### Problem description
Print the entries below in their entirety, exactly as they are written.

### Items from a dataset

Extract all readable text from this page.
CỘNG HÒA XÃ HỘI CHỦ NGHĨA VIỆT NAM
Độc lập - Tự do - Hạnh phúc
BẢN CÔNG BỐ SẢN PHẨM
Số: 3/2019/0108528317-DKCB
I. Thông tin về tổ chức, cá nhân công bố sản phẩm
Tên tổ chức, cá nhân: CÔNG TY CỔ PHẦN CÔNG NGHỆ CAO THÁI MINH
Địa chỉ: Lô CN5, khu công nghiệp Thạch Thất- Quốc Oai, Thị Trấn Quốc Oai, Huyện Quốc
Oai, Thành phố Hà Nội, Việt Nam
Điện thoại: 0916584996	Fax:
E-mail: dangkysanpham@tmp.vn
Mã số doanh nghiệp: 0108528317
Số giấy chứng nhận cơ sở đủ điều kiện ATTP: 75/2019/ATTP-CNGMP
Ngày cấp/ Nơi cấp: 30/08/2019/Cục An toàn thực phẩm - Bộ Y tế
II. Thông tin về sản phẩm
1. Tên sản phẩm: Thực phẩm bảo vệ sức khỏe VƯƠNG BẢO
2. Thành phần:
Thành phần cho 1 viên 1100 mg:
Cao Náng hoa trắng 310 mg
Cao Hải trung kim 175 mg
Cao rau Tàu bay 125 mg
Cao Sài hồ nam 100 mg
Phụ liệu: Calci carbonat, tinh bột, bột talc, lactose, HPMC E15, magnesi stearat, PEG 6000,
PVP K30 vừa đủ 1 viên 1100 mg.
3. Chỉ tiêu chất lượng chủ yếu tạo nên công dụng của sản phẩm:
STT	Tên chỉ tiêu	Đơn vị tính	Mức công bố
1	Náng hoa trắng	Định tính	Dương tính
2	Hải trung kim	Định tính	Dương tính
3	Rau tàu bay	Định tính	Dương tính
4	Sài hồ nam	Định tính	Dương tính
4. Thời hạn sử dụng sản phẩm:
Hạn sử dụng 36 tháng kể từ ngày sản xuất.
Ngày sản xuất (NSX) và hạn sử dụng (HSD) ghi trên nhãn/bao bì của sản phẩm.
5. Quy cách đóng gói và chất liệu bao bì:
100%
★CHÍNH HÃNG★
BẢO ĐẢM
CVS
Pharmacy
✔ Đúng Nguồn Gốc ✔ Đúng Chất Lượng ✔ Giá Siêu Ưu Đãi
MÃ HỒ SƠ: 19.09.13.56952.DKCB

### Answer for this exercise
Extract all readable text from this page.
CỘNG HÒA XÃ HỘI CHỦ NGHĨA VIỆT NAM
Độc lập - Tự do - Hạnh phúc
BẢN CÔNG BỐ SẢN PHẨM
Số: 3/2019/0108528317-DKCB
I. Thông tin về tổ chức, cá nhân công bố sản phẩm
Tên tổ chức, cá nhân: CÔNG TY CỔ PHẦN CÔNG NGHỆ CAO THÁI MINH
Địa chỉ: Lô CN5, khu công nghiệp Thạch Thất- Quốc Oai, Thị Trấn Quốc Oai, Huyện Quốc
Oai, Thành phố Hà Nội, Việt Nam
Điện thoại: 0916584996	Fax:
E-mail: dangkysanpham@tmp.vn
Mã số doanh nghiệp: 0108528317
Số giấy chứng nhận cơ sở đủ điều kiện ATTP: 75/2019/ATTP-CNGMP
Ngày cấp/ Nơi cấp: 30/08/2019/Cục An toàn thực phẩm - Bộ Y tế
II. Thông tin về sản phẩm
1. Tên sản phẩm: Thực phẩm bảo vệ sức khỏe VƯƠNG BẢO
2. Thành phần:
Thành phần cho 1 viên 1100 mg:
Cao Náng hoa trắng 310 mg
Cao Hải trung kim 175 mg
Cao rau Tàu bay 125 mg
Cao Sài hồ nam 100 mg
Phụ liệu: Calci carbonat, tinh bột, bột talc, lactose, HPMC E15, magnesi stearat, PEG 6000,
PVP K30 vừa đủ 1 viên 1100 mg.
3. Chỉ tiêu chất lượng chủ yếu tạo nên công dụng của sản phẩm:
STT	Tên chỉ tiêu	Đơn vị tính	Mức công bố
1	Náng hoa trắng	Định tính	Dương tính
2	Hải trung kim	Định tính	Dương tính
3	Rau tàu bay	Định tính	Dương tính
4	Sài hồ nam	Định tính	Dương tính
4. Thời hạn sử dụng sản phẩm:
Hạn sử dụng 36 tháng kể từ ngày sản xuất.
Ngày sản xuất (NSX) và hạn sử dụng (HSD) ghi trên nhãn/bao bì của sản phẩm.
5. Quy cách đóng gói và chất liệu bao bì:
100%
★CHÍNH HÃNG★
BẢO ĐẢM
CVS
Pharmacy
✔ Đúng Nguồn Gốc ✔ Đúng Chất Lượng ✔ Giá Siêu Ưu Đãi
MÃ HỒ SƠ: 19.09.13.56952.DKCB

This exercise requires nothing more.